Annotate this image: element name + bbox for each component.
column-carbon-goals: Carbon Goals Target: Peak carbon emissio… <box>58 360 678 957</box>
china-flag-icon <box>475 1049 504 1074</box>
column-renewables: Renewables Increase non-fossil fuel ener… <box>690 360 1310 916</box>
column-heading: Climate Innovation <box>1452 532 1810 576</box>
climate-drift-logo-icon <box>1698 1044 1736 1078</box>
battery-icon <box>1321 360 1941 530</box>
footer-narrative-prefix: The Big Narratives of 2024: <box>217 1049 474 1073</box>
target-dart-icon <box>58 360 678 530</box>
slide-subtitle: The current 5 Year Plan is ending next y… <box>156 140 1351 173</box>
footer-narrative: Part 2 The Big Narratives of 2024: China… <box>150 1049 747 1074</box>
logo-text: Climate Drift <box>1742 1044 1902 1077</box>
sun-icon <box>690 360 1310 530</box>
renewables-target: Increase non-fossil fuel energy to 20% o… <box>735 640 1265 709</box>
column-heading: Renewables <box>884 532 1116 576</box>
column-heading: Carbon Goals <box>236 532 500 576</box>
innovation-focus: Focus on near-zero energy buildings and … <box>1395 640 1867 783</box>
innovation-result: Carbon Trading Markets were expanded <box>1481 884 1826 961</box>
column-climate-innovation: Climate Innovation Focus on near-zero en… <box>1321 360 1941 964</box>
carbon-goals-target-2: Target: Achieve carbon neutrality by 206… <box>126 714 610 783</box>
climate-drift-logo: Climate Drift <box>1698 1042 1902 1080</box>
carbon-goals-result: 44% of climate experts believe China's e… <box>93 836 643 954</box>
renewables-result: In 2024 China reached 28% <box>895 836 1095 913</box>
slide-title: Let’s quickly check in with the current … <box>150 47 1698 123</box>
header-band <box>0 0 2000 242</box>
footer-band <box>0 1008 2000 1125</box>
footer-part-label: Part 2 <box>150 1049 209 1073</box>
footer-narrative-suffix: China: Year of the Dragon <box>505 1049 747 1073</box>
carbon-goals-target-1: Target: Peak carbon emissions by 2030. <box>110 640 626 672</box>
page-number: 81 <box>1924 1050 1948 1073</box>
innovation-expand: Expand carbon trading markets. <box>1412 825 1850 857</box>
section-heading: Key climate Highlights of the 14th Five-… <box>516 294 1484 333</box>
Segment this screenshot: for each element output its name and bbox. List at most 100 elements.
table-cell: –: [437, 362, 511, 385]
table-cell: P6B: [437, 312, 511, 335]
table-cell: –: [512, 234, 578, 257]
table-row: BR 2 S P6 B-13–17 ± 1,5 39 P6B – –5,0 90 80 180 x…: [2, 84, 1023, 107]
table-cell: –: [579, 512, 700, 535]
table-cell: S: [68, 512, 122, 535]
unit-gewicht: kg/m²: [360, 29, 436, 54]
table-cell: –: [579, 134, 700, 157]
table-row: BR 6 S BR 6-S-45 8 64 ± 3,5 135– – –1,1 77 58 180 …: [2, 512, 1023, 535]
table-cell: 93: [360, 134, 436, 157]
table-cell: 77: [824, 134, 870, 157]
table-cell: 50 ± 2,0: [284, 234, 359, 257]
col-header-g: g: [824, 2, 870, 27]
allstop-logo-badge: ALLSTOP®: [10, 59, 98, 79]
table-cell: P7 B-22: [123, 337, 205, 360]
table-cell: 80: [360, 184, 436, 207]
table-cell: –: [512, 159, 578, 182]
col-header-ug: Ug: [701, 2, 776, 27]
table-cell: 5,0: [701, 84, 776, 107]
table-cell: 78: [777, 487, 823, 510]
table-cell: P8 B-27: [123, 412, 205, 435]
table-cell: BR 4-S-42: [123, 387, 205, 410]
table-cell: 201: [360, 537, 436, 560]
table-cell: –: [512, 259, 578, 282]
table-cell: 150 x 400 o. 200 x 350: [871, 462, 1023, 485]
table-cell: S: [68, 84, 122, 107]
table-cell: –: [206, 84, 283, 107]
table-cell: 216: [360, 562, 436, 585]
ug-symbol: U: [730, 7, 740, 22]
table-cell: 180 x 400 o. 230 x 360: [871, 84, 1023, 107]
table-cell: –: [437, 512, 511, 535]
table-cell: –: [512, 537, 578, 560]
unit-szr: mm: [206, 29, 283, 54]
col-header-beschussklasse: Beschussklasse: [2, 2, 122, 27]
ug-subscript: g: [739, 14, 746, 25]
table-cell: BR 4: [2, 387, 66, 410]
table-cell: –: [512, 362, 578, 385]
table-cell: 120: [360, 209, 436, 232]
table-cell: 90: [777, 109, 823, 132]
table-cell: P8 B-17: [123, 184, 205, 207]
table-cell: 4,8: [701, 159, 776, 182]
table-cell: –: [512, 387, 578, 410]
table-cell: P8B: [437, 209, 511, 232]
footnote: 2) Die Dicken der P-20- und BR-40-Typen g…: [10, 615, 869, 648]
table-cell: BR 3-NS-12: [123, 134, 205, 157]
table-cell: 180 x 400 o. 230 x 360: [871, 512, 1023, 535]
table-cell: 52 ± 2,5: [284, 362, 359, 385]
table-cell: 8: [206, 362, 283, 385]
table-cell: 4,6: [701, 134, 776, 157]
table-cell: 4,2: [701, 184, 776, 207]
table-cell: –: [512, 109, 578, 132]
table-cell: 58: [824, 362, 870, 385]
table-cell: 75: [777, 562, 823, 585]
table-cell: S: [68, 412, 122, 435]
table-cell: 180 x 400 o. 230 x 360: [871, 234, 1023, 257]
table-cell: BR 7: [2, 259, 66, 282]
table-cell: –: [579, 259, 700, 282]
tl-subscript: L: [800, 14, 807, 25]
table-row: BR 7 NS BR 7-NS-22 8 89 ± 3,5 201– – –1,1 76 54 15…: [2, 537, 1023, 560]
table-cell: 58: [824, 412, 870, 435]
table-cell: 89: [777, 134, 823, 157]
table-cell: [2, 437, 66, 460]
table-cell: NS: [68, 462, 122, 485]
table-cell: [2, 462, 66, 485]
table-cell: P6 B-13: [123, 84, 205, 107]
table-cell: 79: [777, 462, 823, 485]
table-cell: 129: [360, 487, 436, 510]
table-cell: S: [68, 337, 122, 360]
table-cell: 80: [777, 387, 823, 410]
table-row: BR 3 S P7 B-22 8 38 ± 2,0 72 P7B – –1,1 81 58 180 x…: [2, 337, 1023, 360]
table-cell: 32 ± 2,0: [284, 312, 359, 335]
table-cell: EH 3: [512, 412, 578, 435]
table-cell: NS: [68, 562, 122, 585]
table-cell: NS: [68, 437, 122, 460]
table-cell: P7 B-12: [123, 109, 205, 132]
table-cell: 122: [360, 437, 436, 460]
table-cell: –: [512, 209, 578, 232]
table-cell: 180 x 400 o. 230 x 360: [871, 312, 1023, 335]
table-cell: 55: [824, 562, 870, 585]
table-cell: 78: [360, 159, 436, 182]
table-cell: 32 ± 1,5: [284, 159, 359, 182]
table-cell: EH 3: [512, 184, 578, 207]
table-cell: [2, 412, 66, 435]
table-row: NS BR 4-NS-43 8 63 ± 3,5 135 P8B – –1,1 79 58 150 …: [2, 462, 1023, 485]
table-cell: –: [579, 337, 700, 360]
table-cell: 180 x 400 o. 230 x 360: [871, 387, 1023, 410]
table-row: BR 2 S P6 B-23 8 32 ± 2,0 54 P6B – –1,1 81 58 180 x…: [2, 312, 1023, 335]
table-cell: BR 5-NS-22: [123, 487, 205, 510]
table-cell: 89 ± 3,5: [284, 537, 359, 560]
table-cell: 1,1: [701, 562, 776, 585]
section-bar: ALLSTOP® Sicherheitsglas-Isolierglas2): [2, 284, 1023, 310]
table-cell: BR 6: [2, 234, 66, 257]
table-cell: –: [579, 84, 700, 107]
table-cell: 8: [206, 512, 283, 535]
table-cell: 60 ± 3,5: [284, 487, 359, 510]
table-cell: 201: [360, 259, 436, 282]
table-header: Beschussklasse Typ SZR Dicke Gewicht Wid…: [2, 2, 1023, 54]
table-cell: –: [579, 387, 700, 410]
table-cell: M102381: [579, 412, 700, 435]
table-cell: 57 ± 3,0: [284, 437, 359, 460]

================

▶ **PROBLEM DETAILS**: Rewrite the material from its first line through the line that contains "footer-narrative: Part 2", substituting "Climate Technology" for "Climate Innovation" and leaving everything else unchanged.

▶ **RESULT FOR THIS TASK**:
Annotate this image: element name + bbox for each component.
column-carbon-goals: Carbon Goals Target: Peak carbon emissio… <box>58 360 678 957</box>
china-flag-icon <box>475 1049 504 1074</box>
column-renewables: Renewables Increase non-fossil fuel ener… <box>690 360 1310 916</box>
column-heading: Climate Technology <box>1452 532 1810 576</box>
climate-drift-logo-icon <box>1698 1044 1736 1078</box>
battery-icon <box>1321 360 1941 530</box>
footer-narrative-prefix: The Big Narratives of 2024: <box>217 1049 474 1073</box>
target-dart-icon <box>58 360 678 530</box>
slide-subtitle: The current 5 Year Plan is ending next y… <box>156 140 1351 173</box>
footer-narrative: Part 2 The Big Narratives of 2024: China… <box>150 1049 747 1074</box>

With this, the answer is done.